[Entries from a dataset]

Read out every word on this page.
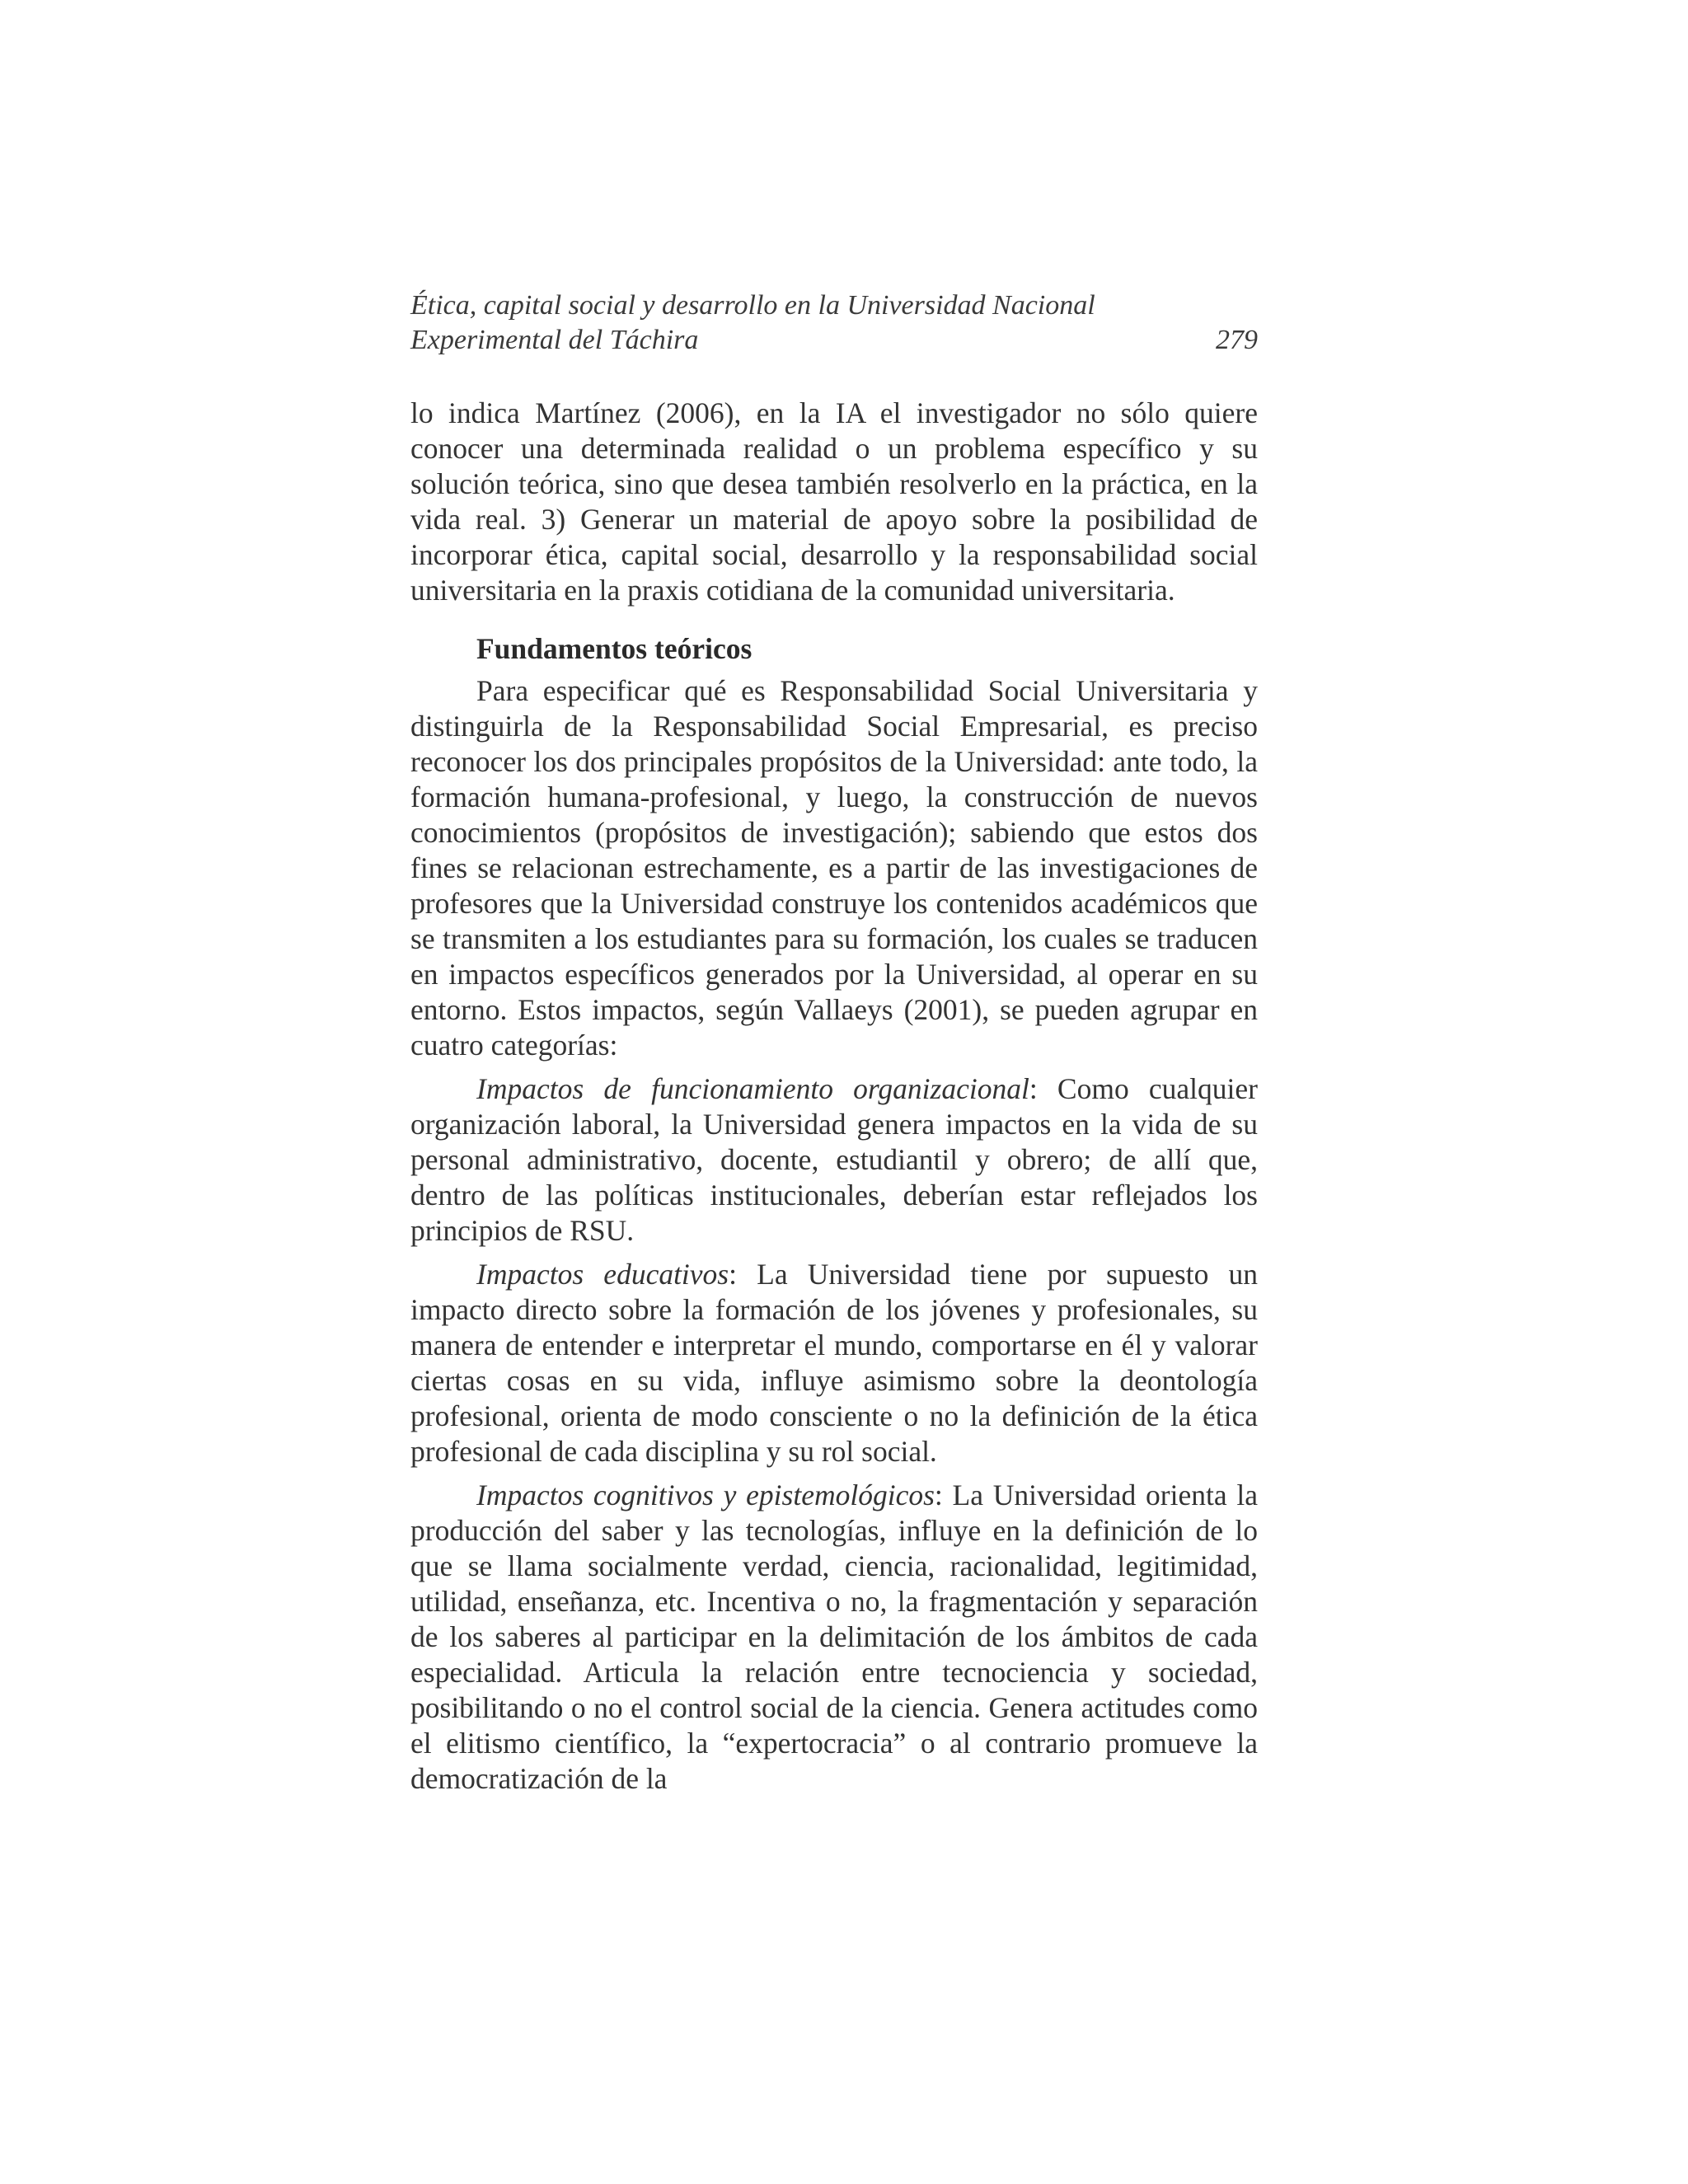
Ética, capital social y desarrollo en la Universidad Nacional
Experimental del Táchira	279

lo indica Martínez (2006), en la IA el investigador no sólo quiere conocer una determinada realidad o un problema específico y su solución teórica, sino que desea también resolverlo en la práctica, en la vida real. 3) Generar un material de apoyo sobre la posibilidad de incorporar ética, capital social, desarrollo y la responsabilidad social universitaria en la praxis cotidiana de la comunidad universitaria.

Fundamentos teóricos

Para especificar qué es Responsabilidad Social Universitaria y distinguirla de la Responsabilidad Social Empresarial, es preciso reconocer los dos principales propósitos de la Universidad: ante todo, la formación humana-profesional, y luego, la construcción de nuevos conocimientos (propósitos de investigación); sabiendo que estos dos fines se relacionan estrechamente, es a partir de las investigaciones de profesores que la Universidad construye los contenidos académicos que se transmiten a los estudiantes para su formación, los cuales se traducen en impactos específicos generados por la Universidad, al operar en su entorno. Estos impactos, según Vallaeys (2001), se pueden agrupar en cuatro categorías:

Impactos de funcionamiento organizacional: Como cualquier organización laboral, la Universidad genera impactos en la vida de su personal administrativo, docente, estudiantil y obrero; de allí que, dentro de las políticas institucionales, deberían estar reflejados los principios de RSU.

Impactos educativos: La Universidad tiene por supuesto un impacto directo sobre la formación de los jóvenes y profesionales, su manera de entender e interpretar el mundo, comportarse en él y valorar ciertas cosas en su vida, influye asimismo sobre la deontología profesional, orienta de modo consciente o no la definición de la ética profesional de cada disciplina y su rol social.

Impactos cognitivos y epistemológicos: La Universidad orienta la producción del saber y las tecnologías, influye en la definición de lo que se llama socialmente verdad, ciencia, racionalidad, legitimidad, utilidad, enseñanza, etc. Incentiva o no, la fragmentación y separación de los saberes al participar en la delimitación de los ámbitos de cada especialidad. Articula la relación entre tecnociencia y sociedad, posibilitando o no el control social de la ciencia. Genera actitudes como el elitismo científico, la “expertocracia” o al contrario promueve la democratización de la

**Aim:** Write out the whole listing again, exactly, with no pictures.

**Solution to the problem:**
Read out every word on this page.
Ética, capital social y desarrollo en la Universidad Nacional
Experimental del Táchira	279

lo indica Martínez (2006), en la IA el investigador no sólo quiere conocer una determinada realidad o un problema específico y su solución teórica, sino que desea también resolverlo en la práctica, en la vida real. 3) Generar un material de apoyo sobre la posibilidad de incorporar ética, capital social, desarrollo y la responsabilidad social universitaria en la praxis cotidiana de la comunidad universitaria.

Fundamentos teóricos

Para especificar qué es Responsabilidad Social Universitaria y distinguirla de la Responsabilidad Social Empresarial, es preciso reconocer los dos principales propósitos de la Universidad: ante todo, la formación humana-profesional, y luego, la construcción de nuevos conocimientos (propósitos de investigación); sabiendo que estos dos fines se relacionan estrechamente, es a partir de las investigaciones de profesores que la Universidad construye los contenidos académicos que se transmiten a los estudiantes para su formación, los cuales se traducen en impactos específicos generados por la Universidad, al operar en su entorno. Estos impactos, según Vallaeys (2001), se pueden agrupar en cuatro categorías:

Impactos de funcionamiento organizacional: Como cualquier organización laboral, la Universidad genera impactos en la vida de su personal administrativo, docente, estudiantil y obrero; de allí que, dentro de las políticas institucionales, deberían estar reflejados los principios de RSU.

Impactos educativos: La Universidad tiene por supuesto un impacto directo sobre la formación de los jóvenes y profesionales, su manera de entender e interpretar el mundo, comportarse en él y valorar ciertas cosas en su vida, influye asimismo sobre la deontología profesional, orienta de modo consciente o no la definición de la ética profesional de cada disciplina y su rol social.

Impactos cognitivos y epistemológicos: La Universidad orienta la producción del saber y las tecnologías, influye en la definición de lo que se llama socialmente verdad, ciencia, racionalidad, legitimidad, utilidad, enseñanza, etc. Incentiva o no, la fragmentación y separación de los saberes al participar en la delimitación de los ámbitos de cada especialidad. Articula la relación entre tecnociencia y sociedad, posibilitando o no el control social de la ciencia. Genera actitudes como el elitismo científico, la “expertocracia” o al contrario promueve la democratización de la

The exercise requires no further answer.